• [Task goal]
Print the entire listing. Each line must match the original exactly.

---------- Record excerpts ----------

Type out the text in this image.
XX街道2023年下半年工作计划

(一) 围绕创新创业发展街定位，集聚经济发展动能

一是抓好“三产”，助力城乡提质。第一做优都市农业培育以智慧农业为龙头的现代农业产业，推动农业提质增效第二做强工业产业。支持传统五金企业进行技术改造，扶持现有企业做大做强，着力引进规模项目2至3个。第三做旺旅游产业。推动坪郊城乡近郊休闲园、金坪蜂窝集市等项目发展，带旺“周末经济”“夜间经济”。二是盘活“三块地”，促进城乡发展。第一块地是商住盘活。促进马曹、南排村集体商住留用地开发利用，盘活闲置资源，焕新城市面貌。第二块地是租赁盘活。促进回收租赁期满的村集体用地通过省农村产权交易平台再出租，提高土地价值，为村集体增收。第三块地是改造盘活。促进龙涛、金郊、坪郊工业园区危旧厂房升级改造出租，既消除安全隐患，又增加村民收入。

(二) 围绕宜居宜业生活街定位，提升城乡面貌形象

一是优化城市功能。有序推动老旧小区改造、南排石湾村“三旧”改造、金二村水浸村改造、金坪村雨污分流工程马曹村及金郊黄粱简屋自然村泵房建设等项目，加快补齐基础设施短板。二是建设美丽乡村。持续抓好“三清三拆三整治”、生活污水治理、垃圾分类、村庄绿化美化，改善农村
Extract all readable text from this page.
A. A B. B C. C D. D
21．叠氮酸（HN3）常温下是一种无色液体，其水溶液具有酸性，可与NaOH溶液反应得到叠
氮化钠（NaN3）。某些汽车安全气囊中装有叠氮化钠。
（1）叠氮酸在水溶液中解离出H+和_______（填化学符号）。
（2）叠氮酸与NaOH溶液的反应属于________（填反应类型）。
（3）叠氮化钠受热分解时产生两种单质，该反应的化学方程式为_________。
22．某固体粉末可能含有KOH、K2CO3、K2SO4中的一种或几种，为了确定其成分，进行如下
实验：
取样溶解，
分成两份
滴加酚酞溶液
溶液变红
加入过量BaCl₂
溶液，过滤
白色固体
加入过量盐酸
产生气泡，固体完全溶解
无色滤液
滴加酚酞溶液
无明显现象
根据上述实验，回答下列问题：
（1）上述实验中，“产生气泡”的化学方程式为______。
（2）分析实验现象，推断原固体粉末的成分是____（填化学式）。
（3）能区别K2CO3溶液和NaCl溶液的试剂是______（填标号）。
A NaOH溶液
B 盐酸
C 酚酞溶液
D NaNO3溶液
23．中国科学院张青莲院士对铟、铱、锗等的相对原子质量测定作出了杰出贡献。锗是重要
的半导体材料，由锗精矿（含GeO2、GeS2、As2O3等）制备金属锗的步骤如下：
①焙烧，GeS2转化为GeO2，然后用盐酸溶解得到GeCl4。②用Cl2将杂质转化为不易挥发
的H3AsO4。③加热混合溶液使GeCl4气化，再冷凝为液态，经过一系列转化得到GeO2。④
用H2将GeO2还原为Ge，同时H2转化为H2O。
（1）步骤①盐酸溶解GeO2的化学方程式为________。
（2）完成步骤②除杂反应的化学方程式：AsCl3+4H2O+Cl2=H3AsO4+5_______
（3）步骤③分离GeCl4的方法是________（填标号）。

----------

• [Result of the exercise]
Type out the text in this image.
XX街道2023年下半年工作计划

(一) 围绕创新创业发展街定位，集聚经济发展动能

一是抓好“三产”，助力城乡提质。第一做优都市农业培育以智慧农业为龙头的现代农业产业，推动农业提质增效第二做强工业产业。支持传统五金企业进行技术改造，扶持现有企业做大做强，着力引进规模项目2至3个。第三做旺旅游产业。推动坪郊城乡近郊休闲园、金坪蜂窝集市等项目发展，带旺“周末经济”“夜间经济”。二是盘活“三块地”，促进城乡发展。第一块地是商住盘活。促进马曹、南排村集体商住留用地开发利用，盘活闲置资源，焕新城市面貌。第二块地是租赁盘活。促进回收租赁期满的村集体用地通过省农村产权交易平台再出租，提高土地价值，为村集体增收。第三块地是改造盘活。促进龙涛、金郊、坪郊工业园区危旧厂房升级改造出租，既消除安全隐患，又增加村民收入。

(二) 围绕宜居宜业生活街定位，提升城乡面貌形象

一是优化城市功能。有序推动老旧小区改造、南排石湾村“三旧”改造、金二村水浸村改造、金坪村雨污分流工程马曹村及金郊黄粱简屋自然村泵房建设等项目，加快补齐基础设施短板。二是建设美丽乡村。持续抓好“三清三拆三整治”、生活污水治理、垃圾分类、村庄绿化美化，改善农村
Extract all readable text from this page.
A. A B. B C. C D. D
21．叠氮酸（HN3）常温下是一种无色液体，其水溶液具有酸性，可与NaOH溶液反应得到叠
氮化钠（NaN3）。某些汽车安全气囊中装有叠氮化钠。
（1）叠氮酸在水溶液中解离出H+和_______（填化学符号）。
（2）叠氮酸与NaOH溶液的反应属于________（填反应类型）。
（3）叠氮化钠受热分解时产生两种单质，该反应的化学方程式为_________。
22．某固体粉末可能含有KOH、K2CO3、K2SO4中的一种或几种，为了确定其成分，进行如下
实验：
取样溶解，
分成两份
滴加酚酞溶液
溶液变红
加入过量BaCl₂
溶液，过滤
白色固体
加入过量盐酸
产生气泡，固体完全溶解
无色滤液
滴加酚酞溶液
无明显现象
根据上述实验，回答下列问题：
（1）上述实验中，“产生气泡”的化学方程式为______。
（2）分析实验现象，推断原固体粉末的成分是____（填化学式）。
（3）能区别K2CO3溶液和NaCl溶液的试剂是______（填标号）。
A NaOH溶液
B 盐酸
C 酚酞溶液
D NaNO3溶液
23．中国科学院张青莲院士对铟、铱、锗等的相对原子质量测定作出了杰出贡献。锗是重要
的半导体材料，由锗精矿（含GeO2、GeS2、As2O3等）制备金属锗的步骤如下：
①焙烧，GeS2转化为GeO2，然后用盐酸溶解得到GeCl4。②用Cl2将杂质转化为不易挥发
的H3AsO4。③加热混合溶液使GeCl4气化，再冷凝为液态，经过一系列转化得到GeO2。④
用H2将GeO2还原为Ge，同时H2转化为H2O。
（1）步骤①盐酸溶解GeO2的化学方程式为________。
（2）完成步骤②除杂反应的化学方程式：AsCl3+4H2O+Cl2=H3AsO4+5_______
（3）步骤③分离GeCl4的方法是________（填标号）。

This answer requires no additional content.